## PROMPT:
State how many lines of the entries hold the string "xlabel". Reply with the number alone.

(Lines of data)

>> BEGIN

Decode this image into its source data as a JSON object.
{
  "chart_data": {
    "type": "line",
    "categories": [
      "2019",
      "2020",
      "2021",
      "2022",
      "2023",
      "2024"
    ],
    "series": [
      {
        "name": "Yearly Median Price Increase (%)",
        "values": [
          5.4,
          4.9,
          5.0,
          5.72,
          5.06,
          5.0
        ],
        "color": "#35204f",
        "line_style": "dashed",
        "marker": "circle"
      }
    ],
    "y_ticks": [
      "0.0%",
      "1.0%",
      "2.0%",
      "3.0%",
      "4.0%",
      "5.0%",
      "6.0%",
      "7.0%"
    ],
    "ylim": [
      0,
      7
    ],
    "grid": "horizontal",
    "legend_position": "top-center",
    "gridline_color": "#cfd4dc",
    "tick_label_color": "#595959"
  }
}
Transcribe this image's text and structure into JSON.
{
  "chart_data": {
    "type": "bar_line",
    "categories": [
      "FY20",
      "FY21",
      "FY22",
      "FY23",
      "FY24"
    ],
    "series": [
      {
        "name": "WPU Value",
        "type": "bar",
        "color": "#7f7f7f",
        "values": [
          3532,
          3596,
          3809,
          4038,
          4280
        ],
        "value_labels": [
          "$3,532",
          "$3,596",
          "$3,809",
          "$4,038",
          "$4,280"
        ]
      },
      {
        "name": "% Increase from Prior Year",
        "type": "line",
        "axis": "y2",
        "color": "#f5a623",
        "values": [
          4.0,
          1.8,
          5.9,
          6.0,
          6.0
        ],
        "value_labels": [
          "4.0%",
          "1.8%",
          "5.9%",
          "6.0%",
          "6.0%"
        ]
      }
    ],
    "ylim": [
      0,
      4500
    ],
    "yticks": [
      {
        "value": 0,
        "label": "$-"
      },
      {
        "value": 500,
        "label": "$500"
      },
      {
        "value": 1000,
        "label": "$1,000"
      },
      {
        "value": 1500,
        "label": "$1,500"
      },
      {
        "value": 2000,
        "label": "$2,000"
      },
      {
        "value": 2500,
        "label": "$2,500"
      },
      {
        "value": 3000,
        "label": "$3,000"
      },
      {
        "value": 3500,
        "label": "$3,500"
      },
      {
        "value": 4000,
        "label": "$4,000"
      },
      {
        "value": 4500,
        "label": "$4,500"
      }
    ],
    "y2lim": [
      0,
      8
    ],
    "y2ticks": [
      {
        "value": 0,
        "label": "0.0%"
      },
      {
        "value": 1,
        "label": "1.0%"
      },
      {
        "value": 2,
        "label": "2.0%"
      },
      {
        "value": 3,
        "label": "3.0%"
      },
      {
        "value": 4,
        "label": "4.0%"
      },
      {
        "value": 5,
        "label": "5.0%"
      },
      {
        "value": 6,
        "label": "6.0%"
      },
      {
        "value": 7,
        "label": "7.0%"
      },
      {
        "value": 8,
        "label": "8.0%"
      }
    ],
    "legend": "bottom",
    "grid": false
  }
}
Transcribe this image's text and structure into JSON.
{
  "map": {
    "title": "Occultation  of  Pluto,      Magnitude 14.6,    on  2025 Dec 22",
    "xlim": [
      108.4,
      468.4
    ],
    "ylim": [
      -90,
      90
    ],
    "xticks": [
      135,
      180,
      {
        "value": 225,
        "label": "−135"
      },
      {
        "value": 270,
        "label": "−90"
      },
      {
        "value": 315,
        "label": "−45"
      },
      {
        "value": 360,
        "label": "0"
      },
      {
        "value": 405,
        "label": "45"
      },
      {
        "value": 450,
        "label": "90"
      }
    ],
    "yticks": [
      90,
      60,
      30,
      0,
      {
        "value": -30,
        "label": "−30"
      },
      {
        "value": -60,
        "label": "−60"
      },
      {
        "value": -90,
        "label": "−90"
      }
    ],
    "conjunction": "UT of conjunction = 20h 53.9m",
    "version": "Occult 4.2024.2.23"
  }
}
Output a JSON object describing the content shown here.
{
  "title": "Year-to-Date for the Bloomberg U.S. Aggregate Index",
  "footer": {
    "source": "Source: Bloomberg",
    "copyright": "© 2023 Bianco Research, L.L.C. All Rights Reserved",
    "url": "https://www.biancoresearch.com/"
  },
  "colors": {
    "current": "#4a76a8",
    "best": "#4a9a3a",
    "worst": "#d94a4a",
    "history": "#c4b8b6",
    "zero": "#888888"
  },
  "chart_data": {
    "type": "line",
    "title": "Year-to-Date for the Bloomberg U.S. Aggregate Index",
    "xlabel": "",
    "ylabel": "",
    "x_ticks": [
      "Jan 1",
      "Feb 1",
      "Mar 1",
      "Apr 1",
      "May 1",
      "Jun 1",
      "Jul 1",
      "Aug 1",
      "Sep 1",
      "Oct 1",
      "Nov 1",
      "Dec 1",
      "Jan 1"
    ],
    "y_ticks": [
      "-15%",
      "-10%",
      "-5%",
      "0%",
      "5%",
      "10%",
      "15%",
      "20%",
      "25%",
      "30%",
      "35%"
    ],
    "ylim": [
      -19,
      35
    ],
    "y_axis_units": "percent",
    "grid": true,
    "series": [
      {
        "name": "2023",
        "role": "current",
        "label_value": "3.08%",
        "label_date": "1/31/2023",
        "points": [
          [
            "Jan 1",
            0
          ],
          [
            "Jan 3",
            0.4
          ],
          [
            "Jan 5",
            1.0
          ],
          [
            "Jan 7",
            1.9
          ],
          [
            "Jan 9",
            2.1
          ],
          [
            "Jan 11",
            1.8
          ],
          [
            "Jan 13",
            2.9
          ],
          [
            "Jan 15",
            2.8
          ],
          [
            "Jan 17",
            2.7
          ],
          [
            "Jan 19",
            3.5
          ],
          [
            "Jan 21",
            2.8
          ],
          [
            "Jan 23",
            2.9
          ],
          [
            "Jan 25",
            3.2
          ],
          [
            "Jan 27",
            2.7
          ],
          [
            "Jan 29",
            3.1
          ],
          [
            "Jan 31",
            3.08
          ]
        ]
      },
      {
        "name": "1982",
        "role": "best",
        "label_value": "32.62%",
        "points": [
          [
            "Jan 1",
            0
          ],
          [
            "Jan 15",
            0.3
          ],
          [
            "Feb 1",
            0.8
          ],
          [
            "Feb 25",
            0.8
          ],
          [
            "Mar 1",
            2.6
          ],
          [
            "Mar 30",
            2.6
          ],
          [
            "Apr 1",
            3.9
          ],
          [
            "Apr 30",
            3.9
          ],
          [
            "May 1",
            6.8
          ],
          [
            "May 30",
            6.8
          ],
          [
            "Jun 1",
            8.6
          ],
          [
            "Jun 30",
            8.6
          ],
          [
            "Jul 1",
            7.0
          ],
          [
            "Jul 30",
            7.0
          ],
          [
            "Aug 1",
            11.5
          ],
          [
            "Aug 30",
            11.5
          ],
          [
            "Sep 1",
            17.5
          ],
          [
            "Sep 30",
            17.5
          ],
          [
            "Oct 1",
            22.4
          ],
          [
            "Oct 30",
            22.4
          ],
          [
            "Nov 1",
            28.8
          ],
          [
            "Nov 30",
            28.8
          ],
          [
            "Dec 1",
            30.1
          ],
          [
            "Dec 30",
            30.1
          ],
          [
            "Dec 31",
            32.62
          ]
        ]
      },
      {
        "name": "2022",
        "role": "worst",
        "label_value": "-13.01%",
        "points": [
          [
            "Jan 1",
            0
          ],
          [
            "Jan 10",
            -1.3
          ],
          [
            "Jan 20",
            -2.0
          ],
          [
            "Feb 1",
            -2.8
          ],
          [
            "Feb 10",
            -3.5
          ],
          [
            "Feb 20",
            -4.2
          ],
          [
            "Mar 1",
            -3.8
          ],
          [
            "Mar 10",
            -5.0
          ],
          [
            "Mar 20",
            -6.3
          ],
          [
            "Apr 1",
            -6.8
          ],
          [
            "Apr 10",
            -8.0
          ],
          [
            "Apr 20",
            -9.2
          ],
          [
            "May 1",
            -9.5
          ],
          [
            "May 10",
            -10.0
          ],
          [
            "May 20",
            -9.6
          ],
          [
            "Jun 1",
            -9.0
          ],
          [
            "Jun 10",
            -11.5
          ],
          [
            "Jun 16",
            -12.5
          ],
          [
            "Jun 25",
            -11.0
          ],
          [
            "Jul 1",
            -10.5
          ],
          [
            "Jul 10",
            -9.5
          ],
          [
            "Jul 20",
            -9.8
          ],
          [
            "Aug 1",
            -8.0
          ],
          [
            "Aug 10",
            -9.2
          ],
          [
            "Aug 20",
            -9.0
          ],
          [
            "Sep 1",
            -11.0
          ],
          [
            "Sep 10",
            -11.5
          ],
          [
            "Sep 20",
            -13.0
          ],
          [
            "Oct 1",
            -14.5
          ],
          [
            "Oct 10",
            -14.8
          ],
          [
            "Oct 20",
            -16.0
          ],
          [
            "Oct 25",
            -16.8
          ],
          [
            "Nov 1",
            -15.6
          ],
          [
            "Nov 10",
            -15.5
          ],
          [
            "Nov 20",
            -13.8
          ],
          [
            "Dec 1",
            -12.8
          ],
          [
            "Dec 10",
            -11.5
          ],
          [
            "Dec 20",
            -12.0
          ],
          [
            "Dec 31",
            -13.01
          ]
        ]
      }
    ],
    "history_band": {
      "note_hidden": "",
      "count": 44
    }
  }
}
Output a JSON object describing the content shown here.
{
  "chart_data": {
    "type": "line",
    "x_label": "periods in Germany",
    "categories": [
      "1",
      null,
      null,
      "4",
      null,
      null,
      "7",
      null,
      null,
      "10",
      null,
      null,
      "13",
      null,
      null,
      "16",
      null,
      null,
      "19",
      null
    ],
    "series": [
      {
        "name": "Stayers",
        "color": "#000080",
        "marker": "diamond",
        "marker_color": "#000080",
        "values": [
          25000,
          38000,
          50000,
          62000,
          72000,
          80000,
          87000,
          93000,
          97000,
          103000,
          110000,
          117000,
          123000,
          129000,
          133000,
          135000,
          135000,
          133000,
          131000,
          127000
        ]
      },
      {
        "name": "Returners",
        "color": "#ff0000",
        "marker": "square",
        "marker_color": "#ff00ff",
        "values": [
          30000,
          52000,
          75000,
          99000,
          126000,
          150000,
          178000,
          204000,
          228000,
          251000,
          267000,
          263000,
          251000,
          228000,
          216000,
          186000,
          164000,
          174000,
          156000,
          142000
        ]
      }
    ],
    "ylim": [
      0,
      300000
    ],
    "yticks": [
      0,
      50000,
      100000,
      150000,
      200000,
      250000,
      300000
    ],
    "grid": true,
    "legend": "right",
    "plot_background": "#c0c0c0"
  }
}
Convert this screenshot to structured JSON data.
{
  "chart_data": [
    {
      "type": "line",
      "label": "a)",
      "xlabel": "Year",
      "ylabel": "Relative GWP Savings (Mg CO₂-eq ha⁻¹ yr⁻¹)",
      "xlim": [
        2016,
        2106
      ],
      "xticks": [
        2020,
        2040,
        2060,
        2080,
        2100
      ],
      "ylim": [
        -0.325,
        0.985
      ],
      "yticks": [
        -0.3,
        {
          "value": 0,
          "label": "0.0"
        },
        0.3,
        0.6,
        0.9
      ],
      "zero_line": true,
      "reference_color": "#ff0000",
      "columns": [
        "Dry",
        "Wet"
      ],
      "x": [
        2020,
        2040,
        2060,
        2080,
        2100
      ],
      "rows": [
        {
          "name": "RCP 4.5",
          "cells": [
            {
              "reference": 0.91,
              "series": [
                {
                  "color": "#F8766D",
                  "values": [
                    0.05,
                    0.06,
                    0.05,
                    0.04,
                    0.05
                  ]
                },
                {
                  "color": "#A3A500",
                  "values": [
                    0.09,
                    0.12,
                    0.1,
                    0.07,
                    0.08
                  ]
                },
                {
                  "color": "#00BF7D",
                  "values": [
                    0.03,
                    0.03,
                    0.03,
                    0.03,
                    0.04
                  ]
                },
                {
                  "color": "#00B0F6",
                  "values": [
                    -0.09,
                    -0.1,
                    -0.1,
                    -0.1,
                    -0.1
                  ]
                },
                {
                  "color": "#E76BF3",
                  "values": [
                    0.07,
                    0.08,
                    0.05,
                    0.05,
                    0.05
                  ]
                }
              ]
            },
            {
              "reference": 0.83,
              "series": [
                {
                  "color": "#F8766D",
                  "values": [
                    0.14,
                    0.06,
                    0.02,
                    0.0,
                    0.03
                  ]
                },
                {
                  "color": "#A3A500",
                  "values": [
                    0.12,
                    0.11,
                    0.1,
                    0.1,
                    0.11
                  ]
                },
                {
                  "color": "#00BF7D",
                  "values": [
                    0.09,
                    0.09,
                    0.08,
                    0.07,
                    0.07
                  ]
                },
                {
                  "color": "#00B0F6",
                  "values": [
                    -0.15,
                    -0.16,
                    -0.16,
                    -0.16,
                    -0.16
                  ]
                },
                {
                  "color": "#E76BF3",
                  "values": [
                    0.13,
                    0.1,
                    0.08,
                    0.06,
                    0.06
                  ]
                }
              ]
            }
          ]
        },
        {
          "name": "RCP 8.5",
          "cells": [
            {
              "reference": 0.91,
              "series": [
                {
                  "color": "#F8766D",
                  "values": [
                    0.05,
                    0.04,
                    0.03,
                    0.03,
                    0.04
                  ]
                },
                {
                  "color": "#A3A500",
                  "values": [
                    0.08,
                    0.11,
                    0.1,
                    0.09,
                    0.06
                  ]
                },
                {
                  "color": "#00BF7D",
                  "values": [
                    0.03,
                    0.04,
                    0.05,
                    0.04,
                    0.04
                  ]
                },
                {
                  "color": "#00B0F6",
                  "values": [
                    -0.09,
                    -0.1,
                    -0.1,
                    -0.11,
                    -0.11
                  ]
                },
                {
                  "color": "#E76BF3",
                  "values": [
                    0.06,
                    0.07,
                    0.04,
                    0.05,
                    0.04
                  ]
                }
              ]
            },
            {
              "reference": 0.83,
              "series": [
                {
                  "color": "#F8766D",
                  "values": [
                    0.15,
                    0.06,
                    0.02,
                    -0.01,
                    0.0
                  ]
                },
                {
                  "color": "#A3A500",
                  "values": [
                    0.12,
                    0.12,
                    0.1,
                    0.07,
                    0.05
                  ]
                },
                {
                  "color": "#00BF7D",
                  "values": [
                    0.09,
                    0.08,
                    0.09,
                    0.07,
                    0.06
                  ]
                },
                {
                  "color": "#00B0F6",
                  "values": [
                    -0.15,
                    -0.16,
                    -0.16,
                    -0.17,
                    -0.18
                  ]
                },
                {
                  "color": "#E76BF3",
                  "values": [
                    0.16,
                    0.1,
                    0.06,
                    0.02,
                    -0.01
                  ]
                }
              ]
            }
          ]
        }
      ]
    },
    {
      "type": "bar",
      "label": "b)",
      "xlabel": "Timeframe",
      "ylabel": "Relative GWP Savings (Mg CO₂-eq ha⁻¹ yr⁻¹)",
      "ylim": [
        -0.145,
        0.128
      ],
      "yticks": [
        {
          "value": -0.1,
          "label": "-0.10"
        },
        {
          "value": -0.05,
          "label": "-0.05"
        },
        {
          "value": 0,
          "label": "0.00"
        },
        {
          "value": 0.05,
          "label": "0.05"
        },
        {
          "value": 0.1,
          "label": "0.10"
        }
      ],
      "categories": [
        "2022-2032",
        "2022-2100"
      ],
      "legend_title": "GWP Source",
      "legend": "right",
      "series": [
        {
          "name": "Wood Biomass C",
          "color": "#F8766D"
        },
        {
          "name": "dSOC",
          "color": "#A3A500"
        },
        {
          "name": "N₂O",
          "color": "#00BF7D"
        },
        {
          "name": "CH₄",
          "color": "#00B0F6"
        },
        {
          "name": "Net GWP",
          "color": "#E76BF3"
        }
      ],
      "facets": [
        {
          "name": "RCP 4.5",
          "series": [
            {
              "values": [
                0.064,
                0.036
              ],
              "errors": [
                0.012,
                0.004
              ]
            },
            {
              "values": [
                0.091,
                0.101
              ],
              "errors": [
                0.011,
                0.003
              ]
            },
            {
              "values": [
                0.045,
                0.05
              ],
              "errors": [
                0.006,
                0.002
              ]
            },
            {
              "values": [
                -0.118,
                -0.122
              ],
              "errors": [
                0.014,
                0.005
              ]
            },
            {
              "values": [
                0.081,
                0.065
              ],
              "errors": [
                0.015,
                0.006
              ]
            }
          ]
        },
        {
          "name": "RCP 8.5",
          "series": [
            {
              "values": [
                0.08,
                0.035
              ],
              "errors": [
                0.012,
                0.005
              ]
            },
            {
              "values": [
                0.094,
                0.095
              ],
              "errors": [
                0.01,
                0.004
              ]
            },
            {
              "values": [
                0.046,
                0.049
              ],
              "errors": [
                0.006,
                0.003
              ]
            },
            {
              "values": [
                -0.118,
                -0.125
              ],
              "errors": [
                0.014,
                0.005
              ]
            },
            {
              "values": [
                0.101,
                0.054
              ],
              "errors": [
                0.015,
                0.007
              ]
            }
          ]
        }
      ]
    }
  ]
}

>> END

## COMPLETED EXERCISE:
3